• WRITTEN PROBLEM:
The listing below should be copied in full, word for word.

[Data items]
•••

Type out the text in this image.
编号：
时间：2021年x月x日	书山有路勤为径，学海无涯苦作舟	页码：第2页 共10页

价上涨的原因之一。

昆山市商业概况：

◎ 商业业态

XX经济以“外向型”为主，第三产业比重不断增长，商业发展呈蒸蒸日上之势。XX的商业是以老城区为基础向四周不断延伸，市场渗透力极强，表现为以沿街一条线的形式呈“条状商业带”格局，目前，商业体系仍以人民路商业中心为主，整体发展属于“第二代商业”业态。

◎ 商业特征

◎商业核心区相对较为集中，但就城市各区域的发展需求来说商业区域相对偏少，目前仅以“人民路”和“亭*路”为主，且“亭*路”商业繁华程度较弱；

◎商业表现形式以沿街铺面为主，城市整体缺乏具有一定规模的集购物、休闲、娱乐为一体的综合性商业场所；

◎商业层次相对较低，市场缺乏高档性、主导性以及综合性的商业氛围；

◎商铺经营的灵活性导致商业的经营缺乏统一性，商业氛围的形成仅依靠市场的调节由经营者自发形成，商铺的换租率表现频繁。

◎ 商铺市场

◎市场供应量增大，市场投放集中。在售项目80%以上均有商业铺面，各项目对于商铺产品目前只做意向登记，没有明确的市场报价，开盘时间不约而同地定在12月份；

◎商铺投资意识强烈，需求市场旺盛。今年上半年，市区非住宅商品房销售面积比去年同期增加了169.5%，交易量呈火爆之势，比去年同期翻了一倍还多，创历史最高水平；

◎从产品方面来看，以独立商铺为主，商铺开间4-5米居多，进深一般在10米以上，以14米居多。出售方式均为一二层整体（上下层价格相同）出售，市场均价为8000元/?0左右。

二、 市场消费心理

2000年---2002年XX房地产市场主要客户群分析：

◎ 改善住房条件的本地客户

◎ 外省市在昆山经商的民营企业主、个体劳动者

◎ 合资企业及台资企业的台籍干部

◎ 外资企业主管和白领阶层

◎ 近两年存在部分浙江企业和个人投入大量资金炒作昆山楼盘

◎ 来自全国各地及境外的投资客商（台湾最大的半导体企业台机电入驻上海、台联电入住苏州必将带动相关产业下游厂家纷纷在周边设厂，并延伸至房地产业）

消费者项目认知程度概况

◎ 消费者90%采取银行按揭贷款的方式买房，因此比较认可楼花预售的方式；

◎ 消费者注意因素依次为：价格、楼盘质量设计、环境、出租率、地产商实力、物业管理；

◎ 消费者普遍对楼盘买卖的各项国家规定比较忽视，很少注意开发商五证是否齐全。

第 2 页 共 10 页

•••

• TASK RESULT:
Type out the text in this image.
编号：
时间：2021年x月x日	书山有路勤为径，学海无涯苦作舟	页码：第2页 共10页

价上涨的原因之一。

昆山市商业概况：

◎ 商业业态

XX经济以“外向型”为主，第三产业比重不断增长，商业发展呈蒸蒸日上之势。XX的商业是以老城区为基础向四周不断延伸，市场渗透力极强，表现为以沿街一条线的形式呈“条状商业带”格局，目前，商业体系仍以人民路商业中心为主，整体发展属于“第二代商业”业态。

◎ 商业特征

◎商业核心区相对较为集中，但就城市各区域的发展需求来说商业区域相对偏少，目前仅以“人民路”和“亭*路”为主，且“亭*路”商业繁华程度较弱；

◎商业表现形式以沿街铺面为主，城市整体缺乏具有一定规模的集购物、休闲、娱乐为一体的综合性商业场所；

◎商业层次相对较低，市场缺乏高档性、主导性以及综合性的商业氛围；

◎商铺经营的灵活性导致商业的经营缺乏统一性，商业氛围的形成仅依靠市场的调节由经营者自发形成，商铺的换租率表现频繁。

◎ 商铺市场

◎市场供应量增大，市场投放集中。在售项目80%以上均有商业铺面，各项目对于商铺产品目前只做意向登记，没有明确的市场报价，开盘时间不约而同地定在12月份；

◎商铺投资意识强烈，需求市场旺盛。今年上半年，市区非住宅商品房销售面积比去年同期增加了169.5%，交易量呈火爆之势，比去年同期翻了一倍还多，创历史最高水平；

◎从产品方面来看，以独立商铺为主，商铺开间4-5米居多，进深一般在10米以上，以14米居多。出售方式均为一二层整体（上下层价格相同）出售，市场均价为8000元/?0左右。

二、 市场消费心理

2000年---2002年XX房地产市场主要客户群分析：

◎ 改善住房条件的本地客户

◎ 外省市在昆山经商的民营企业主、个体劳动者

◎ 合资企业及台资企业的台籍干部

◎ 外资企业主管和白领阶层

◎ 近两年存在部分浙江企业和个人投入大量资金炒作昆山楼盘

◎ 来自全国各地及境外的投资客商（台湾最大的半导体企业台机电入驻上海、台联电入住苏州必将带动相关产业下游厂家纷纷在周边设厂，并延伸至房地产业）

消费者项目认知程度概况

◎ 消费者90%采取银行按揭贷款的方式买房，因此比较认可楼花预售的方式；

◎ 消费者注意因素依次为：价格、楼盘质量设计、环境、出租率、地产商实力、物业管理；

◎ 消费者普遍对楼盘买卖的各项国家规定比较忽视，很少注意开发商五证是否齐全。

第 2 页 共 10 页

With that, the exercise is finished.